→ **文本节选**:

【poj3241】Object Clustering

2015.04.15 17:03 Wed | 14次阅读 | 旧日oi | 固定链接 | 源码

Description
We have N _(_N ≤ 10000) objects, and wish to classify them into several groups by judgement of their resemblance. To simply the model, each object has 2 indexes a and b(a, b ≤ 500). The resemblance of object i and object j is defined by dij = |ai _- aj_| + |bi _- bj_|, and then we say i is dij resemble to j. Now we want to find the minimum value of X, so that we can classify the N objects into K (K _< N) groups, and in each group, one object is at most _X resemble to another object in the same group, i.e, for every object i, if i is not the only member of the group, then there exists one object j (i ≠ j) in the same group that satisfies dijX
Input
The first line contains two integers N and K. The following N lines each contain two integers a and b, which describe a object.

→ **所给数据**:
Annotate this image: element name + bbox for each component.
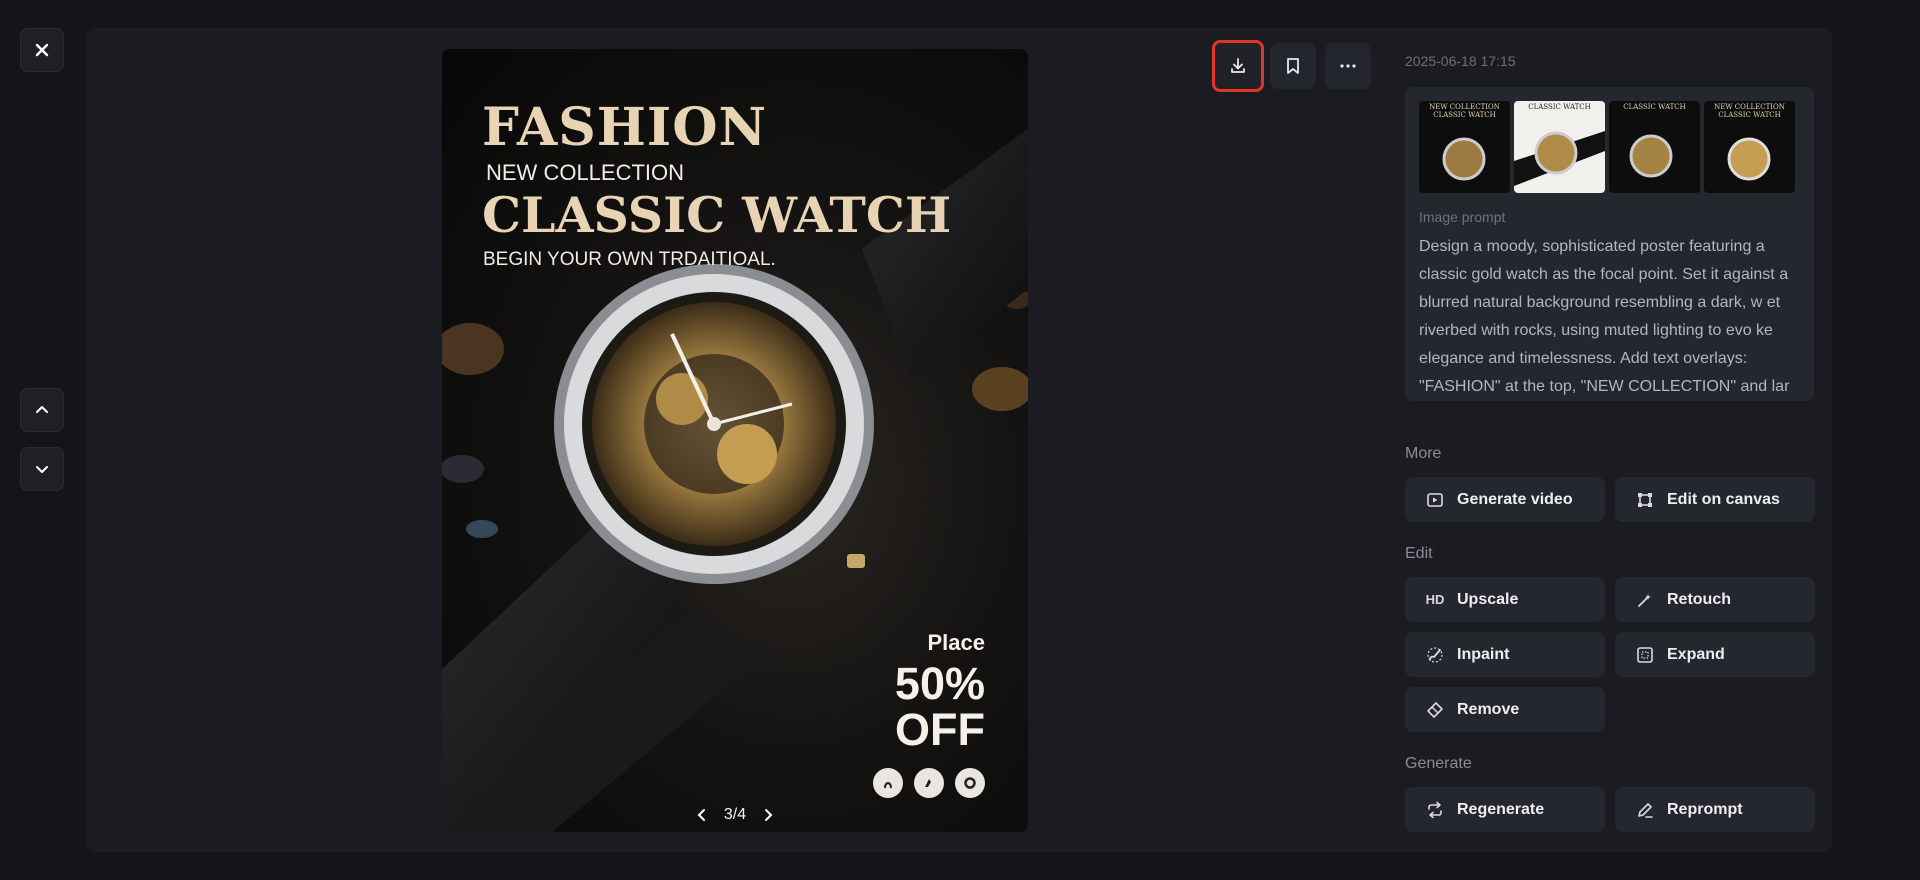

→ **待解问题**: 文本节选中，每个对象的两个指标 a 和 b 的取值上限是多少？

→ **习题解答**: a 和 b 均不超过 500。